■ Instruções do exercício
[1] Traduza para o inglês esta frase do texto de leitura: "Este problema afeta a biblioteca ash: das versões 1.17.0 até antes da versão 3.31.3."
[2] Reescreva em forma de lista o parágrafo do texto de leitura que começa com "As operações de leitura com paginação keyset", mantendo os fatos principais.
[3] Liste todas as funções que o texto de leitura cita na forma nome/aridade, como "nome/2".

■ Texto de leitura
CVE-2026-67579 in ash
Sumário
de VulDB • 12/08/2026
Vulnerabilidade de desserialização de dados não confiáveis no ash-project ash permite que um atacante não autenticado injete uma expressão de filtro por meio de um cursor de paginação keyset forjado, resultando em injeção SQL ou execução de código, dependendo da camada de dados.
As operações de leitura com paginação keyset decodificam o cursor `page[:after]` ou `page[:before]` fornecido pelo cliente na função `decode_values/2`, localizada no arquivo `lib/ash/page/keyset.ex`, utilizando a função `non_executable_binary_to_term/2` com a opção `[:safe]`. Essa proteção bloqueia novos átomos, funções (funs) e portas (ports), mas não impede que uma estrutura construída a partir de átomos já internados em um aplicativo Ash em execução seja decodificada. Assim, uma expressão `%Ash.Query.Call{}` sobrevive à decodificação e é inserida no filtro keyset como valor de comparação na função `do_filters/4`, onde é avaliada. Como o cursor contorna a macro `Ash.Expr`, o tempo de execução nunca aplica as verificações privadas/públicas (`private?`/`public?`) que, caso contrário, rejeitariam essa entrada. No AshPostgres, o fragmento injetado é incorporado diretamente na consulta SQL; nas camadas de dados ETS e Simple, ele é avaliado no processo local como uma chamada de função arbitrária.
Este problema afeta a biblioteca ash: das versões 1.17.0 até antes da versão 3.31.3.

■ Informações apresentadas
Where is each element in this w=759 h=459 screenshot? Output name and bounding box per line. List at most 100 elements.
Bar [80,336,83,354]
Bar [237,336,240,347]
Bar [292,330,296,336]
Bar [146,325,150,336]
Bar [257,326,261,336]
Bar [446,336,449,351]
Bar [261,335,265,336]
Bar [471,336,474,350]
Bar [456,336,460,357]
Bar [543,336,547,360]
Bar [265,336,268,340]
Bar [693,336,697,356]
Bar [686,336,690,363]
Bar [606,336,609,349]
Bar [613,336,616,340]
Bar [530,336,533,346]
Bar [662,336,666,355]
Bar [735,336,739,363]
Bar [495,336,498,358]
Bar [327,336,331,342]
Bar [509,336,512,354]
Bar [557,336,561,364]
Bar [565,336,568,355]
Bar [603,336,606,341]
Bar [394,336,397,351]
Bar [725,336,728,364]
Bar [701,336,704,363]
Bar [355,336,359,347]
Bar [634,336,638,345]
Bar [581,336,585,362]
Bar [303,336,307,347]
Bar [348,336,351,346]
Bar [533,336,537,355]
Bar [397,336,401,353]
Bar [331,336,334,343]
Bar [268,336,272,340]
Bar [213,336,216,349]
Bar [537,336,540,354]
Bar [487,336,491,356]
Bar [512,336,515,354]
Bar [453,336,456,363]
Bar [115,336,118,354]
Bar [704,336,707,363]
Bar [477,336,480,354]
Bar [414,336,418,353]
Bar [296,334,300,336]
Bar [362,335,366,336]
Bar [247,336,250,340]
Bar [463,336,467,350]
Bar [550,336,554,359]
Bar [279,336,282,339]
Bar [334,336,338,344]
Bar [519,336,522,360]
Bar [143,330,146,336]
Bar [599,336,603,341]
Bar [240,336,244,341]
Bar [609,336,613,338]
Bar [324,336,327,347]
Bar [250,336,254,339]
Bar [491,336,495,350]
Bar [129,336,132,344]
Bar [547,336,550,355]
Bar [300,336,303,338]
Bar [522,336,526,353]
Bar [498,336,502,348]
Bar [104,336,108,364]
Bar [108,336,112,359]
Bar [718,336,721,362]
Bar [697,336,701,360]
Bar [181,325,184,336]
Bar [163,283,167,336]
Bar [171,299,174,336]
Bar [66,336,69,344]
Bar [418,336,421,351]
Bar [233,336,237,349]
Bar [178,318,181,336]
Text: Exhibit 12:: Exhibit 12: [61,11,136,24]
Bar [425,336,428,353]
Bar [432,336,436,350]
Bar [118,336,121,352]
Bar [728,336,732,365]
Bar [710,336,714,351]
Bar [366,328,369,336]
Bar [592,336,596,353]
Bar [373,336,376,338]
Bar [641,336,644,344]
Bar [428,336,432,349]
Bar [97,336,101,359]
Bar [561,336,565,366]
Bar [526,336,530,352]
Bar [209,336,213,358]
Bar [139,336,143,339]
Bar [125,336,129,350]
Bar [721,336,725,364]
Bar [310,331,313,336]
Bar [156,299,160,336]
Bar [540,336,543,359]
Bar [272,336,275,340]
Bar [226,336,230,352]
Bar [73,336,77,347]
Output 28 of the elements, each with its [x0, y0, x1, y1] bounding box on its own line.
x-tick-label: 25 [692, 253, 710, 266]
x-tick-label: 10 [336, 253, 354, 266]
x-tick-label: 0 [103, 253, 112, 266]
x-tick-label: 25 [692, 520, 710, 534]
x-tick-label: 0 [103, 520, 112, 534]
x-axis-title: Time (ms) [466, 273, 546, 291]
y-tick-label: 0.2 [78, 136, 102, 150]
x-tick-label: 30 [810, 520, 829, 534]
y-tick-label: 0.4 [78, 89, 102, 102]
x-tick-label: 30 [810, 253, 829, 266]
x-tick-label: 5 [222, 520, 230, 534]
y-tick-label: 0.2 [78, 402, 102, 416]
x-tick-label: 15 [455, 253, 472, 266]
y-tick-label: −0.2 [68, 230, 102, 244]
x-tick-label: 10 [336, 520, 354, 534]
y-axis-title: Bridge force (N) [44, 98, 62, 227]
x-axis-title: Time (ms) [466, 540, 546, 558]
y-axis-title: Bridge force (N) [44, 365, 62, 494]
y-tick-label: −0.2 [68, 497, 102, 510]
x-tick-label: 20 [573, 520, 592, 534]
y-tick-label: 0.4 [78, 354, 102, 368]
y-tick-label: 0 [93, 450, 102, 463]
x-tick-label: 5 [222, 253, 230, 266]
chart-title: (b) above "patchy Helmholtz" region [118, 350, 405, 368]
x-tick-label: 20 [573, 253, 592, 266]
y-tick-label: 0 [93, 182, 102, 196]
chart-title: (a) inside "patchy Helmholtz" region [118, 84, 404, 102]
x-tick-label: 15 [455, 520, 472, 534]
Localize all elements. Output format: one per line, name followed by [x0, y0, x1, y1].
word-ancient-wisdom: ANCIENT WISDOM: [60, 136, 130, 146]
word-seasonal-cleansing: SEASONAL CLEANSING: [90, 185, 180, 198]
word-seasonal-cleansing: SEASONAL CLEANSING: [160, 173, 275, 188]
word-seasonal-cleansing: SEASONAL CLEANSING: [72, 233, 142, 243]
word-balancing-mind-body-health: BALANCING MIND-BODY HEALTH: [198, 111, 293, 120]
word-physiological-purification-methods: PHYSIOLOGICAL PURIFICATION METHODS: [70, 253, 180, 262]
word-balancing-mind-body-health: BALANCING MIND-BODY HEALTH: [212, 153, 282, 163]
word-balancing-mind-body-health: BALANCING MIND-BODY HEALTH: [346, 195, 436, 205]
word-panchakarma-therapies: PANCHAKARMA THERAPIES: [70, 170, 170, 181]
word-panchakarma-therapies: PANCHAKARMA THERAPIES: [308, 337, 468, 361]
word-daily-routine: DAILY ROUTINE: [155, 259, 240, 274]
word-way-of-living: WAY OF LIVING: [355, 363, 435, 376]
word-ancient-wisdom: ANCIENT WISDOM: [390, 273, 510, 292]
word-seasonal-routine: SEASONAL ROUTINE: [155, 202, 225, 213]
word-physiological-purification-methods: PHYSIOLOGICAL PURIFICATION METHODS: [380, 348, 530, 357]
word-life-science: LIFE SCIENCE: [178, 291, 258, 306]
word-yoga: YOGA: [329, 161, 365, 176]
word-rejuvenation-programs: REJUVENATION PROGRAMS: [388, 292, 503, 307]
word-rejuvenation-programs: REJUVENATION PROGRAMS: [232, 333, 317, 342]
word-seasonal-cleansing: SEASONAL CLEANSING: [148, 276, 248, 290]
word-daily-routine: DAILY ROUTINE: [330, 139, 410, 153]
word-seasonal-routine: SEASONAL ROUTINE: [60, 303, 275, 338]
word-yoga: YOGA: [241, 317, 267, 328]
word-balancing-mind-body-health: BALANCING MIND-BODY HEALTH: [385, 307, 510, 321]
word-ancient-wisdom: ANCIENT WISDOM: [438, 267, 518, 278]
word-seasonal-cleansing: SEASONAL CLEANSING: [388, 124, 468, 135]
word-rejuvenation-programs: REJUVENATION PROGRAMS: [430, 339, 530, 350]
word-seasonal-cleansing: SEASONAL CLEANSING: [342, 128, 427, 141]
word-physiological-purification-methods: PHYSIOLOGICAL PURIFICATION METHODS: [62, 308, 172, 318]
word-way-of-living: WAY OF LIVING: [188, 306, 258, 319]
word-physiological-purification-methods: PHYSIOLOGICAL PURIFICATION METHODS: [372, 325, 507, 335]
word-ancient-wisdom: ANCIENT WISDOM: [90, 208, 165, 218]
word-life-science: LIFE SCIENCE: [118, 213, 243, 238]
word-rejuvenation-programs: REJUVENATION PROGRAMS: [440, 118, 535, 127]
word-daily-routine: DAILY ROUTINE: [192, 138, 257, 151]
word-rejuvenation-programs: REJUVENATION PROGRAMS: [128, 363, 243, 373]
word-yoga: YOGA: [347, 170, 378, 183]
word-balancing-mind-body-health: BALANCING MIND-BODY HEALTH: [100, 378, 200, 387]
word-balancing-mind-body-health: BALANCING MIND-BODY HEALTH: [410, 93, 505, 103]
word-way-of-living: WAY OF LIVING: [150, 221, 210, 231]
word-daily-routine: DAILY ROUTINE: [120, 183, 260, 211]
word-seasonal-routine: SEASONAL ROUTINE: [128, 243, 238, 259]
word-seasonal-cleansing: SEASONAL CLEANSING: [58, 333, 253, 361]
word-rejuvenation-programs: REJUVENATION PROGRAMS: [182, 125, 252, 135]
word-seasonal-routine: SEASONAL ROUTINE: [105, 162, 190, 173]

■ Respostas às tarefas
[1] This issue affects the ash library: from version 1.17.0 up to, but not including, version 3.31.3.

[2]
- A função `decode_values/2`, no arquivo `lib/ash/page/keyset.ex`, decodifica o cursor `page[:after]` ou `page[:before]` enviado pelo cliente. Para isso, usa `non_executable_binary_to_term/2` com a opção `[:safe]`.
- Essa proteção bloqueia novos átomos, funs e ports. Ela não impede a decodificação de estruturas formadas por átomos já internados no aplicativo Ash.
- Uma expressão `%Ash.Query.Call{}` passa pela decodificação. Em seguida, entra no filtro keyset como valor de comparação em `do_filters/4`, onde é avaliada.
- O cursor contorna a macro `Ash.Expr`, e por isso as verificações `private?`/`public?` nunca são aplicadas.
- No AshPostgres, o fragmento é incorporado diretamente na consulta SQL.
- Nas camadas ETS e Simple, ele é avaliado no processo local como uma chamada de função arbitrária.

[3]
- `decode_values/2`
- `non_executable_binary_to_term/2`
- `do_filters/4`